● **DIRECTIVE**
Only the lines holding the string "παράγεται" are needed. Copy each one.
Start of INFORMATION SHOWN
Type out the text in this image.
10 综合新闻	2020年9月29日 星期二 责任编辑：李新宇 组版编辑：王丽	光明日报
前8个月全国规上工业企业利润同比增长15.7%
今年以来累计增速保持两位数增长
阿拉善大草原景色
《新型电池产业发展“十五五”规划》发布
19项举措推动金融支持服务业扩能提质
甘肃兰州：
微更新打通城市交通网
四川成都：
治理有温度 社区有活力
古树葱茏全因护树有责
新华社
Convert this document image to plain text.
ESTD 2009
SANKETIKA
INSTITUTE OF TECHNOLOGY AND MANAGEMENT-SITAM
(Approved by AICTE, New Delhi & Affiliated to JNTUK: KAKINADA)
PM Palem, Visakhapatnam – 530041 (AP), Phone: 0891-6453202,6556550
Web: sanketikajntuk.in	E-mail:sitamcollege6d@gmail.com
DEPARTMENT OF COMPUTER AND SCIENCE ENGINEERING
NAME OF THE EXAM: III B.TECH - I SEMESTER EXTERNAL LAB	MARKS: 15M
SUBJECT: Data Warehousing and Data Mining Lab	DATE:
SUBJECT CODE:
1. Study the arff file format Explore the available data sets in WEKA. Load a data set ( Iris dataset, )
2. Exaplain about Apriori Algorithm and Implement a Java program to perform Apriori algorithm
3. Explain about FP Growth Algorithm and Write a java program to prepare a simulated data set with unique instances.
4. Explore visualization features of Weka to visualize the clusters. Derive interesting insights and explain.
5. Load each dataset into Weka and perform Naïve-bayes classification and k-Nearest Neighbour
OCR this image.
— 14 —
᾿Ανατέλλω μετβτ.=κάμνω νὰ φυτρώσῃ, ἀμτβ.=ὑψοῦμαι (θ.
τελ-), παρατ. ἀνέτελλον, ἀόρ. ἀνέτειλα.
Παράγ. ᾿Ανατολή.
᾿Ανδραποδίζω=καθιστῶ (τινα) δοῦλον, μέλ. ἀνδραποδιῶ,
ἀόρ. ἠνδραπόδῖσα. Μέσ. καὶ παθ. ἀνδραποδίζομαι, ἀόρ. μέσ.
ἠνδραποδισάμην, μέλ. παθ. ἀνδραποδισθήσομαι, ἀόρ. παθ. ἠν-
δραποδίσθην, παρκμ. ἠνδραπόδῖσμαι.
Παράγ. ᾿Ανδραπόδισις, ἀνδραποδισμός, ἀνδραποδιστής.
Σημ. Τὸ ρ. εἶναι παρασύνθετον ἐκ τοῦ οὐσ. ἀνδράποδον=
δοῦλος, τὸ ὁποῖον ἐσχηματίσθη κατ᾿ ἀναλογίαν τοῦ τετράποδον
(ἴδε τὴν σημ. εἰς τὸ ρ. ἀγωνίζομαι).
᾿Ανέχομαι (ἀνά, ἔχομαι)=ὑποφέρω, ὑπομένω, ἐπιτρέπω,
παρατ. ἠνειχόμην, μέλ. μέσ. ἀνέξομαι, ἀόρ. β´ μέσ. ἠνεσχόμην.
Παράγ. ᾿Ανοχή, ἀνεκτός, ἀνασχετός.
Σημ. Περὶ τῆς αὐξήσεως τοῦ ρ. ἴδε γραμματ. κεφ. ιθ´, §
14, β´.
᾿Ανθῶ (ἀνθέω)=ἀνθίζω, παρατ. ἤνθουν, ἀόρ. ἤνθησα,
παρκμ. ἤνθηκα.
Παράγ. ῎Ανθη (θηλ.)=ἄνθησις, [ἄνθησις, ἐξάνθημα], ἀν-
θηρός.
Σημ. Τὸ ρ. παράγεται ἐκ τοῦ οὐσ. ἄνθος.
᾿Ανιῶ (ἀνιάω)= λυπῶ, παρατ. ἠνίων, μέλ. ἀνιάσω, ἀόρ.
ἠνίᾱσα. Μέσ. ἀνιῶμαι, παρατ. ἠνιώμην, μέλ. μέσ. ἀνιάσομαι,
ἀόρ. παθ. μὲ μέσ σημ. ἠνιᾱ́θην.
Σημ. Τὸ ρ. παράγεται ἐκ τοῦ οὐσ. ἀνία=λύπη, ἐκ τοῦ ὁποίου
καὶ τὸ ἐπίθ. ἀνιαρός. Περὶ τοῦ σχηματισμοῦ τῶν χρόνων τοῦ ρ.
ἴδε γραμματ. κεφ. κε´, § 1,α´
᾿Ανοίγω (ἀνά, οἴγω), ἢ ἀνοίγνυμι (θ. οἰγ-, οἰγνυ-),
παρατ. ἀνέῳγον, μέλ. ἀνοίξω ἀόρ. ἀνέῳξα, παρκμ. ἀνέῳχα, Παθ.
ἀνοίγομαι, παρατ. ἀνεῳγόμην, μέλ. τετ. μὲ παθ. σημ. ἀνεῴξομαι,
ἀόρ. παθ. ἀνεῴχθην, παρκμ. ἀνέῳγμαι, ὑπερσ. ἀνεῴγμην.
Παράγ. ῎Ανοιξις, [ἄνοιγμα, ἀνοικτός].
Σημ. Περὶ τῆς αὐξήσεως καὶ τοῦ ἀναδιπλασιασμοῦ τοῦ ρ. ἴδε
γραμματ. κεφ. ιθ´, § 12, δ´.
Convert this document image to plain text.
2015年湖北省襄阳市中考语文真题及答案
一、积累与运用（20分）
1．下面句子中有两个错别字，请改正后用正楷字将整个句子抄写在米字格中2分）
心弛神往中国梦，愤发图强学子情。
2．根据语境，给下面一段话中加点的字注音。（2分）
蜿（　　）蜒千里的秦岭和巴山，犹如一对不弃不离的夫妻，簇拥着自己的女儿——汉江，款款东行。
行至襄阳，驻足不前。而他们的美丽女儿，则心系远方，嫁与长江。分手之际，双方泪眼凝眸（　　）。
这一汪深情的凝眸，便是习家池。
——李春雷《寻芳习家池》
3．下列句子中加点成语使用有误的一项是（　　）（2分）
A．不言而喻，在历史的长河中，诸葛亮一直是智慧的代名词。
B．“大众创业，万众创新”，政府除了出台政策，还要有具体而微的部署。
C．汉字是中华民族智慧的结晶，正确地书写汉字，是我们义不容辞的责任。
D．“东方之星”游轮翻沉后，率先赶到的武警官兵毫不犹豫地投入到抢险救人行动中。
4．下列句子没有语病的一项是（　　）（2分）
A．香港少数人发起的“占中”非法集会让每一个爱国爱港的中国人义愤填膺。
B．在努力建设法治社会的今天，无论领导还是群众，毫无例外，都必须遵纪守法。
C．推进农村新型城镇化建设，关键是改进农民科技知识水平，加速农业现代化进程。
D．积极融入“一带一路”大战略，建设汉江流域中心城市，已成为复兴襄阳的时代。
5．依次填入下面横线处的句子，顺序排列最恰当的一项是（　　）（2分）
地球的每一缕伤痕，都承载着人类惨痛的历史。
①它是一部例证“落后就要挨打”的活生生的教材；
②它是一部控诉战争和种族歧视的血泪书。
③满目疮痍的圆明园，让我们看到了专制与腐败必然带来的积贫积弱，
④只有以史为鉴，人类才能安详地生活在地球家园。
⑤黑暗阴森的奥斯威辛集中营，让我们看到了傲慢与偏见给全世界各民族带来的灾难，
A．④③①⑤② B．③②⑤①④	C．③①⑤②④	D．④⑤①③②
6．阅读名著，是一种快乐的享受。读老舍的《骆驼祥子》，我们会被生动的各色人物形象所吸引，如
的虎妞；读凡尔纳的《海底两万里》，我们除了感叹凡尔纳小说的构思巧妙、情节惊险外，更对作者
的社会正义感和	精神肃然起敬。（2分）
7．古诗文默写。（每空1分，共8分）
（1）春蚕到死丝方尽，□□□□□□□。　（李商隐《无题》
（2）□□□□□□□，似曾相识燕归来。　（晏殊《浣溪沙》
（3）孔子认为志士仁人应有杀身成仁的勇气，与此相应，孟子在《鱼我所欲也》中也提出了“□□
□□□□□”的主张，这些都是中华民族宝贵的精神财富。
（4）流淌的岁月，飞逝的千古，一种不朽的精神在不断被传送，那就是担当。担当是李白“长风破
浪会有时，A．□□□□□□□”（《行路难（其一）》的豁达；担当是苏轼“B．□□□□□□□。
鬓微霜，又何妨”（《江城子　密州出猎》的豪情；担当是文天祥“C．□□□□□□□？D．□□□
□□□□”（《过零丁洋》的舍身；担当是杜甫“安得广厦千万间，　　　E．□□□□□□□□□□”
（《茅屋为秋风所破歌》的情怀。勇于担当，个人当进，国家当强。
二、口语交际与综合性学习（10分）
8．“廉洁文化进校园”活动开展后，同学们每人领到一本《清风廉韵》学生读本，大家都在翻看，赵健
End of INFORMATION SHOWN
● **WRITTEN ANSWER**
Σημ. Τὸ ρ. παράγεται ἐκ τοῦ οὐσ. ἄνθος.
Σημ. Τὸ ρ. παράγεται ἐκ τοῦ οὐσ. ἀνία=λύπη, ἐκ τοῦ ὁποίου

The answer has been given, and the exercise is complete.